## Textauszug:
▬▬▬
Grevenbroich Neue Stadtratsregeln verärgern Politik

Grevenbroich · Die Verwaltung empfiehlt eine Änderung der Geschäftsordnung für Rat und Ausschüsse - viele Politiker sind ob einiger Punkte irritiert. Und das nicht nur, weil unter anderem erwähnt wird, dass Fußballspielen im Bernardussaal verboten ist.

 Der Stadtrat soll heute Abend eine neue Geschäftsordnung beschließen. Doch die Verwaltungsvorlage birgt Diskussionsbedarf.

Der Stadtrat soll heute Abend eine neue Geschäftsordnung beschließen. Doch die Verwaltungsvorlage birgt Diskussionsbedarf.

Foto: Lothar Berns

Bei der Sitzung des Stadtrates wird es heute im Bernardussaal reichlich Gesprächsbedarf zur geplanten Änderung der Geschäftsordnung von Rat und Ausschüssen geben. Gleich eine ganze Reihe Punkte der von der Verwaltung vorgelegten Beschlussempfehlung hat bei den Ratsmitgliedern für Kopfschütteln gesorgt. Die Verwaltung schlägt unter anderem vor, dass Ratsmitglieder nach Erledigung der Tagesordnung nur noch bis zu zwei mündliche Anfragen stellen dürfen. Diese sollten zudem kurz gefasst sein und eine kurze Beantwortung ermöglichen. CDU-Fraktionschef Wolfgang Kaiser stellt klar, dass seine Fraktion dies so nicht mitträgt. "Eine Begrenzung wäre nicht im Sinne der Demokratie. Wir plädieren dafür, dass es keine Reglementierung gibt", sagt Kaiser. "Und eine Frage muss auch nicht kurz, sondern angemessen formuliert sein." Zudem müsse es auch keine kurze, sondern eine angemessene Antwort geben.

Die FDP hat bereits einen Antrag eingereicht, dass über die Punkte der Verwaltungsvorlage einzeln abgestimmt werden soll. FDP-Fraktionschef Markus Schumacher betont: "Eine Begrenzung des Rechts, Anfragen zu stellen, die von Bürgern an uns herangetragen werden, darf es nicht geben." Auch SPD-Stadtverbandschef Daniel Rinkert sieht die Verwaltungsvorlage als diskutabel. "Es gibt dazu Äußerungen von Juristen, die klarstellen, dass es eine Begrenzung des Fragerechts - so wie sie geplant ist - nicht geben darf", sagt er. Dieter Dorok (Grüne) erklärt, dass er eine Begrenzung nicht unterstützenswert findet.
▬▬▬
## Schriftliche Aufgabe A:
Wie viele mündliche Anfragen sollen Ratsmitglieder nach dem Vorschlag der Verwaltung im Artikel über die Grevenbroicher Geschäftsordnung nach Erledigung der Tagesordnung noch stellen dürfen?
## Schriftliche Aufgabe B:
Schreiben Sie aus dem Artikel über die Grevenbroicher Geschäftsordnung den Abschnitt ab, der bei „Grevenbroich · Die“ beginnt und bei „Bernardussaal verboten ist.“ endet.
## Schriftliche Aufgabe C:
Führen Sie den Artikel über die neue Grevenbroicher Geschäftsordnung im Anschluss an seinen letzten Satz weiter.

## Datensätze:
▬▬▬
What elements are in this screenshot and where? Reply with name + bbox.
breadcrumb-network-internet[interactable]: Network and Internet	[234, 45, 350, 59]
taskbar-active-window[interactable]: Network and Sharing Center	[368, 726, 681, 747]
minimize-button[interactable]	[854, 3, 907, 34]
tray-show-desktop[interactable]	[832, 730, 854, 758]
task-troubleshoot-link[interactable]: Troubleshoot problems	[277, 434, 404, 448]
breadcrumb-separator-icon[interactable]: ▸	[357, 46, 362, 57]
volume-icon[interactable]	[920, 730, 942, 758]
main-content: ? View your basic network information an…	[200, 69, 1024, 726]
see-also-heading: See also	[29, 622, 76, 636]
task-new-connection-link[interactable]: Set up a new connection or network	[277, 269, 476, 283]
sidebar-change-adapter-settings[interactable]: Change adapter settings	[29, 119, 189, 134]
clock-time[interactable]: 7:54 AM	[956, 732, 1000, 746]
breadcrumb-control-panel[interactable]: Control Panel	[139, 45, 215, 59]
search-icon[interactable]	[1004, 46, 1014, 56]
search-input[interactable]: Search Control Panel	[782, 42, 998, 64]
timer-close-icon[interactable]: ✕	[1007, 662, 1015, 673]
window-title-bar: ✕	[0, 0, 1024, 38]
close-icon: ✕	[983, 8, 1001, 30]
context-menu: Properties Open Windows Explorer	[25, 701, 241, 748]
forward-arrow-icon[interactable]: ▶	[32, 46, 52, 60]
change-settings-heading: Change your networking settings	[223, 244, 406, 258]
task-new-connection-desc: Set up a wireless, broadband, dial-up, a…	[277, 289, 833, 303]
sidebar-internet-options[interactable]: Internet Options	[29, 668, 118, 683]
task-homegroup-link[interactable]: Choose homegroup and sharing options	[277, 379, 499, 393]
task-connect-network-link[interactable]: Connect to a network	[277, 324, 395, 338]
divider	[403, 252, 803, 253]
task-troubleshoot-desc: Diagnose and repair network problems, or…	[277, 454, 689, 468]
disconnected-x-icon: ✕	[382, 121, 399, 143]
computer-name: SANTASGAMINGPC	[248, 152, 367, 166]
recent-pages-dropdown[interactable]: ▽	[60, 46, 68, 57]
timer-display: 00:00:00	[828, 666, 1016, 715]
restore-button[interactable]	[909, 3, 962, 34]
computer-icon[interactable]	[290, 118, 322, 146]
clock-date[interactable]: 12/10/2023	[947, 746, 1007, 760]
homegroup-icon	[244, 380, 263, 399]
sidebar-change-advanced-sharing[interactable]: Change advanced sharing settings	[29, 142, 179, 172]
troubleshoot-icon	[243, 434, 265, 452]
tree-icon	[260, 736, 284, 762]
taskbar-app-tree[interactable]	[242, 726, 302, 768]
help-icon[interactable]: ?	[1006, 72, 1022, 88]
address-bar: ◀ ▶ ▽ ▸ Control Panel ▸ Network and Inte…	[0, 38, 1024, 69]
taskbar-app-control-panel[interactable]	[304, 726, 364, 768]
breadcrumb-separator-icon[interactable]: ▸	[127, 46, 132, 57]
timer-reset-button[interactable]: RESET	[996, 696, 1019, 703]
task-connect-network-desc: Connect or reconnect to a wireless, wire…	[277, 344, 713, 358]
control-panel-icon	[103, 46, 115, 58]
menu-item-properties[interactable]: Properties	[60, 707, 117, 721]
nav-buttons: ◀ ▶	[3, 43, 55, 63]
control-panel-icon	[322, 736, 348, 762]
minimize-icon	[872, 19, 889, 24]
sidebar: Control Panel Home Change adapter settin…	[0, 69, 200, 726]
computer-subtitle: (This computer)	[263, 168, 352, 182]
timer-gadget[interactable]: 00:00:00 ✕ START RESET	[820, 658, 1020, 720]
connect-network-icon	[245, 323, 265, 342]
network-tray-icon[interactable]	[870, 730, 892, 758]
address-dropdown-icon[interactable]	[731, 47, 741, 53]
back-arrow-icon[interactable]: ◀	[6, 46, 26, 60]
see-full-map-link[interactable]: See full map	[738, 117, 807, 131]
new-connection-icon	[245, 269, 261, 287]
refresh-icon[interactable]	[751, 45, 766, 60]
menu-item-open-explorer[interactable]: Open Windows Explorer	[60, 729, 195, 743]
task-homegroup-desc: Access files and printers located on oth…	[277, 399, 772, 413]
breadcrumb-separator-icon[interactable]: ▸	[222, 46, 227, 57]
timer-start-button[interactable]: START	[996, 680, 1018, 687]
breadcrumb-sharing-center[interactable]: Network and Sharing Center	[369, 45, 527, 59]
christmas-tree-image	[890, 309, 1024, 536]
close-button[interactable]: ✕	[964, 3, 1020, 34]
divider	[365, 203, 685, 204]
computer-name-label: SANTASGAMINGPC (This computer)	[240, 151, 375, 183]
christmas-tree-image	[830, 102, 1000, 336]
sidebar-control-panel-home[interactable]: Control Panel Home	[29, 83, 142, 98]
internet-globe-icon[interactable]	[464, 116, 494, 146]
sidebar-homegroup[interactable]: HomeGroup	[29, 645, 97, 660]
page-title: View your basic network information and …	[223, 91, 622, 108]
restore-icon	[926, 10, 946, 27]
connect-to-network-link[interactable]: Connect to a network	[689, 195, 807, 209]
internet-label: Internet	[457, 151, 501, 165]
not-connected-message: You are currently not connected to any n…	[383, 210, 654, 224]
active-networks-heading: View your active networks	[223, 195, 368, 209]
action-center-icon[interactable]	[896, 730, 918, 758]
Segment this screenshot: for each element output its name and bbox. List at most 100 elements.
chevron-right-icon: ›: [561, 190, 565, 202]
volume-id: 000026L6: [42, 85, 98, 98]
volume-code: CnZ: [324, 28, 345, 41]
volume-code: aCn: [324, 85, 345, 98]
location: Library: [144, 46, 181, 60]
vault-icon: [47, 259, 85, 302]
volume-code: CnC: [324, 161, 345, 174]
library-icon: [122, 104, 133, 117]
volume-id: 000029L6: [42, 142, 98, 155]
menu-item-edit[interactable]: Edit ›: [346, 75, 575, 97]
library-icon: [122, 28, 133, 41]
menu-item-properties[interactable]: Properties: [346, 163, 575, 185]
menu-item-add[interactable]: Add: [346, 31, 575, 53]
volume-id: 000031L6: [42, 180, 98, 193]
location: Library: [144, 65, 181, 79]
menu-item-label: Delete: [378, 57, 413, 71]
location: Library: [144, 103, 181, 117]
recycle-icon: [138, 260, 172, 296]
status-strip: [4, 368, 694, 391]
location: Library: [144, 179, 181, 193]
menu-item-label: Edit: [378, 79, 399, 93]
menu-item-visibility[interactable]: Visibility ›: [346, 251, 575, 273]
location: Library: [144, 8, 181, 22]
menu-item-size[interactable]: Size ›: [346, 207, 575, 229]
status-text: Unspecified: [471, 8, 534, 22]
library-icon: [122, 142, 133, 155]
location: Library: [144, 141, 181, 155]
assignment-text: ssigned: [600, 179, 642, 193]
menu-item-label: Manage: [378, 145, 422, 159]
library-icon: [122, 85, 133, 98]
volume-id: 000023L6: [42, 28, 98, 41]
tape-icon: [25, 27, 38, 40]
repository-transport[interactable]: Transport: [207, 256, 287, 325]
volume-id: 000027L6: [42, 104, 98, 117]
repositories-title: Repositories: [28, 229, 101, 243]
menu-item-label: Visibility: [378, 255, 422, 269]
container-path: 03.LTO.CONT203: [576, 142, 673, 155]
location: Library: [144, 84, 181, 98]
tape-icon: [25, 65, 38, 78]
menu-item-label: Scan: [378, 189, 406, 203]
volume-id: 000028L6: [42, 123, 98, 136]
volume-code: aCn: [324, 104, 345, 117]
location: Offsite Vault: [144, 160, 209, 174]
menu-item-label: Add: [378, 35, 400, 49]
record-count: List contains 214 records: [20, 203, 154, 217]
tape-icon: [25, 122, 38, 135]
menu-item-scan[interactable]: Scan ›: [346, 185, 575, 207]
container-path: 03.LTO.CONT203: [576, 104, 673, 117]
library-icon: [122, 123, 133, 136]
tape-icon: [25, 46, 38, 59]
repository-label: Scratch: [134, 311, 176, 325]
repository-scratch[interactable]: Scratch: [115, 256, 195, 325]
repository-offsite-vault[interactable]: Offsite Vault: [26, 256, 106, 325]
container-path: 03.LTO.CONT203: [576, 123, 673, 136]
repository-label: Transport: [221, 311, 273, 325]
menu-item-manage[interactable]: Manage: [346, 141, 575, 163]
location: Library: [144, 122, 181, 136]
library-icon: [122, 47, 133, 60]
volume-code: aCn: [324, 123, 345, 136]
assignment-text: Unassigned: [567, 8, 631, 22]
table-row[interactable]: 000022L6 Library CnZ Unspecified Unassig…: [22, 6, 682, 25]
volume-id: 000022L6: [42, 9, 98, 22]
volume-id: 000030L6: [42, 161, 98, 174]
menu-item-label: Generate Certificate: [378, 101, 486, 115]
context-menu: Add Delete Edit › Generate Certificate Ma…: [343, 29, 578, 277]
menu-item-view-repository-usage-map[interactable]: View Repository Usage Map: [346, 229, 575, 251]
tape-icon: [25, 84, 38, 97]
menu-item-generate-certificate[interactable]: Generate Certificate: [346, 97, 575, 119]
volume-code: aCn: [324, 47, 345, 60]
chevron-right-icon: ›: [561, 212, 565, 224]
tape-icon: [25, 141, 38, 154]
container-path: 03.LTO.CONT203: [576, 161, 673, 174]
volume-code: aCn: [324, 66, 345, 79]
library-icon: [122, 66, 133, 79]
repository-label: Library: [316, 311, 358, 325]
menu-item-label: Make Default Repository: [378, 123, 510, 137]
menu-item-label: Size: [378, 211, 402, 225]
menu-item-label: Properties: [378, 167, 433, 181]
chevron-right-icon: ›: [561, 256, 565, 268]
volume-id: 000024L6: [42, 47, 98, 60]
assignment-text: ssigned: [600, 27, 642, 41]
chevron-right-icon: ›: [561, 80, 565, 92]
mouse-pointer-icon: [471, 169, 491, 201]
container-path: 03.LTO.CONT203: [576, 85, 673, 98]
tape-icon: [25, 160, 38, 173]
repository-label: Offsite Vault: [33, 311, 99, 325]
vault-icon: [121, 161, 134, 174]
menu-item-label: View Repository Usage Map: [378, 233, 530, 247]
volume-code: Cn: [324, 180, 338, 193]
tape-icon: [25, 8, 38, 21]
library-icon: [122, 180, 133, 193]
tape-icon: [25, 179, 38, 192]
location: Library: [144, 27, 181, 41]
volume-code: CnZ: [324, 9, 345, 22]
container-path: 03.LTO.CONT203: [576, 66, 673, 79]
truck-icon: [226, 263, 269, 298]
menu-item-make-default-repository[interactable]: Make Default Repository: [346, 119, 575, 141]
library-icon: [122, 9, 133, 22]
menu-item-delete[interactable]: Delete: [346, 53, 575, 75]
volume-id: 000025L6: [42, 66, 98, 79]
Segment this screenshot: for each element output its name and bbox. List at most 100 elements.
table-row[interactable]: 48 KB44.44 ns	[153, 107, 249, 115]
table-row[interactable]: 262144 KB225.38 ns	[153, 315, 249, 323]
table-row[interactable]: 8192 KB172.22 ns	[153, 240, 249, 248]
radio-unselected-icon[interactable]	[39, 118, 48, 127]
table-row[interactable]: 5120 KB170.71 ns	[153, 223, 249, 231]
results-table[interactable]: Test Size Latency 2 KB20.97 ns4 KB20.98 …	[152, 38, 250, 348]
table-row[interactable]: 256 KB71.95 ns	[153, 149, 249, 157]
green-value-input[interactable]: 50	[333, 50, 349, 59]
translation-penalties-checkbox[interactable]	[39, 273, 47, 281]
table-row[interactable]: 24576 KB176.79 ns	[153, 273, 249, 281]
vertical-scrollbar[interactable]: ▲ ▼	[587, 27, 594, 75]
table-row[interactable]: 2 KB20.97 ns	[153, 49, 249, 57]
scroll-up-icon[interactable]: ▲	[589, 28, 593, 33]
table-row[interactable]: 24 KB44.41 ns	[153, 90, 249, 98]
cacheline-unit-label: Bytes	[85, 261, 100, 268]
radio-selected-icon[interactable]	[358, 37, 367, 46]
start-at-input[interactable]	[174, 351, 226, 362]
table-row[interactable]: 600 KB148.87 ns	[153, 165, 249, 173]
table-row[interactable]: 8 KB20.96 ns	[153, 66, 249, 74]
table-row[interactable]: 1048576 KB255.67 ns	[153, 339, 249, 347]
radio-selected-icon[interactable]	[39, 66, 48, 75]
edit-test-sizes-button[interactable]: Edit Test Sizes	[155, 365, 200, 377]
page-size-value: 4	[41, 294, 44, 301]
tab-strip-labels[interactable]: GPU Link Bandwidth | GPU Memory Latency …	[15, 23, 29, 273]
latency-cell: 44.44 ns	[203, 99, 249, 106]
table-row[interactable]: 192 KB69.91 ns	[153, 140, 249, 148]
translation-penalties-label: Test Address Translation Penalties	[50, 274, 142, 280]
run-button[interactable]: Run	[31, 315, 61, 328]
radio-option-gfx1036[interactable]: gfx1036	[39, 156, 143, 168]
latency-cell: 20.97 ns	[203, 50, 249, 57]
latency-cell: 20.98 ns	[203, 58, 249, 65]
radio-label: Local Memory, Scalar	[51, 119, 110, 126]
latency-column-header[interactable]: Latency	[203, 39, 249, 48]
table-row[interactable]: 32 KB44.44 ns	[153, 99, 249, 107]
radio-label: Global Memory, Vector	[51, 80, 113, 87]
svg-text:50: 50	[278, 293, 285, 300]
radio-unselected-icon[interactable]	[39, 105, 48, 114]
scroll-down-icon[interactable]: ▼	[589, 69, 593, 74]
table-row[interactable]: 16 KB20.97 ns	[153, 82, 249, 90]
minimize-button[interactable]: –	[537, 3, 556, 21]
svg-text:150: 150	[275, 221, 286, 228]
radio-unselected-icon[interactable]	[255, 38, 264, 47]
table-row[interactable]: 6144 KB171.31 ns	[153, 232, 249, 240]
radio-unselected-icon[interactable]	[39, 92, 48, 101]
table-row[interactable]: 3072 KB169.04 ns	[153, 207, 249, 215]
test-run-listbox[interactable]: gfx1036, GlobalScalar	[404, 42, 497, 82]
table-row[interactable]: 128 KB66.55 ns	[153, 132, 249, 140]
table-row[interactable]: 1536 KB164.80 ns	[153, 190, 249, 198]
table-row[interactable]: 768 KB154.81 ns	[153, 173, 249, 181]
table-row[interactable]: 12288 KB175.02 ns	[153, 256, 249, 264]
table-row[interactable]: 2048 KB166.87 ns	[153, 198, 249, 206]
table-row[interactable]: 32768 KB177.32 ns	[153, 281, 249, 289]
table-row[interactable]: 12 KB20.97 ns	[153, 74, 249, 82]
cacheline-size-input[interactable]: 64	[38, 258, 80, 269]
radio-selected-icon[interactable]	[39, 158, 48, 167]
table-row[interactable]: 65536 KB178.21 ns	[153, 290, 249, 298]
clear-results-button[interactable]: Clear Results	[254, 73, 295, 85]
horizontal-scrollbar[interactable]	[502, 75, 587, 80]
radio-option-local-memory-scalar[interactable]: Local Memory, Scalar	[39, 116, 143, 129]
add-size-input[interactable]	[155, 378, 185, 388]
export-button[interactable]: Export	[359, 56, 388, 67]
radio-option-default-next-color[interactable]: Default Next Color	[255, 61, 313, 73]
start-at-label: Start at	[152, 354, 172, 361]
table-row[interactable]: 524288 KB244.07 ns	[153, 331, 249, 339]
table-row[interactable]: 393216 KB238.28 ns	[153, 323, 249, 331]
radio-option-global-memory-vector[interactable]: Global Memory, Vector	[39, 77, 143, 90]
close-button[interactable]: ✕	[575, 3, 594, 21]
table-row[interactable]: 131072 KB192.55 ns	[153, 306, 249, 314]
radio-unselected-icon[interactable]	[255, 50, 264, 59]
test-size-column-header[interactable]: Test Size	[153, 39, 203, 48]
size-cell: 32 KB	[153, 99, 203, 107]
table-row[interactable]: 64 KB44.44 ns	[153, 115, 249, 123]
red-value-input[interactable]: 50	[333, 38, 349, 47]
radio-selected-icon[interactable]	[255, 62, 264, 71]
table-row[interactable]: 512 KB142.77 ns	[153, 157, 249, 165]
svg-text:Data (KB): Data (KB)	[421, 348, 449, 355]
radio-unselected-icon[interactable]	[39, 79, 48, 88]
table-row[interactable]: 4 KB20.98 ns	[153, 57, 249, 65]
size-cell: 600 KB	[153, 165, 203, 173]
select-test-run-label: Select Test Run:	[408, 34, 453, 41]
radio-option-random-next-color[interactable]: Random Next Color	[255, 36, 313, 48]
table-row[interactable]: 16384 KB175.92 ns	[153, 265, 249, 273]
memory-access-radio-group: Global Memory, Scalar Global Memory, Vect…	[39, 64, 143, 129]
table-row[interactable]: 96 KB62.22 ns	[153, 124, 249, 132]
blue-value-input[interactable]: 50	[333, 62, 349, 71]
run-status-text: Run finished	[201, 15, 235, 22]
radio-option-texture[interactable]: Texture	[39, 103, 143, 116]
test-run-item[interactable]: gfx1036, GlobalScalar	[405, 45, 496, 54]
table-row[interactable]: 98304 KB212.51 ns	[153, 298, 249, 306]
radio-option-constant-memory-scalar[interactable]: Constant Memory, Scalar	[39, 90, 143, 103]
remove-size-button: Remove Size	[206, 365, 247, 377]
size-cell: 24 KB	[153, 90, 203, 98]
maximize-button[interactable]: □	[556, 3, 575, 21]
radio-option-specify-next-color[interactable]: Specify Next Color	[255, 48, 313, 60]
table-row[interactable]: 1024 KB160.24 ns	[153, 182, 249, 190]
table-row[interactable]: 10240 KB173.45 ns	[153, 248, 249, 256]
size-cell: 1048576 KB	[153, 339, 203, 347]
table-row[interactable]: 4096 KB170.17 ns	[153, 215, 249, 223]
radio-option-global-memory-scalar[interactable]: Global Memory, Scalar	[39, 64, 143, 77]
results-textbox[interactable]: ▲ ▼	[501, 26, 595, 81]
▬▬▬
## Antwort A:
Bis zu zwei mündliche Anfragen.

## Antwort B:
Grevenbroich · Die Verwaltung empfiehlt eine Änderung der Geschäftsordnung für Rat und Ausschüsse - viele Politiker sind ob einiger Punkte irritiert. Und das nicht nur, weil unter anderem erwähnt wird, dass Fußballspielen im Bernardussaal verboten ist.

## Antwort C:
Ein weiterer Punkt der Beschlussvorlage nimmt sich bisweilen skurril aus: Die Ratsmitglieder sollen mit Blick auf die Nutzung sozialer Netzwerke wie Facebook und Twitter eine Selbstverpflichtungserklärung beschließen. Wer sich diese aufmerksam durchliest, bekommt unweigerlich den Eindruck, dass die Verwaltung es - gelinde gesagt - offenbar nicht allen Ratsmitgliedern zutraut, dem Verlauf einer Sitzung aufmerksam zu folgen und parallel soziale Netzwerke zu nutzen. Fast schon mahnend werden die Ratsmitglieder auf ihre Aufgaben hingewiesen - und dass eine Sitzung nicht gestört werden dürfe. "Das grenzt schon fast an Lächerlichkeit. Man sollte nur regeln, was einer expliziten Regelung bedarf", sagt Schumacher. "Ich bin irritiert, welche Anstrengungen von der Verwaltung unternommen werden, um auf Selbstverständlichkeiten wie den maßvollen Umgang miteinander hinzuweisen." Er habe das Gefühl, dass "subjektiver Druck aufgebaut werden soll, sich nicht in sozialen Netzwerken zu äußern".

Wolfgang Kaiser findet den Tonfall der Selbstverpflichtungserklärung ebenfalls befremdlich. "Die Verwaltung hat es mit mündigen Bürgern zu tun, das merkt man der Wortwahl nicht unbedingt an", sagt er. Daniel Rinkert merkt mit Blick auf den Tonfall der Selbstverpflichtungserklärung kurz und augenzwinkernd an: "Manchmal wundert einen nicht mehr allzu viel."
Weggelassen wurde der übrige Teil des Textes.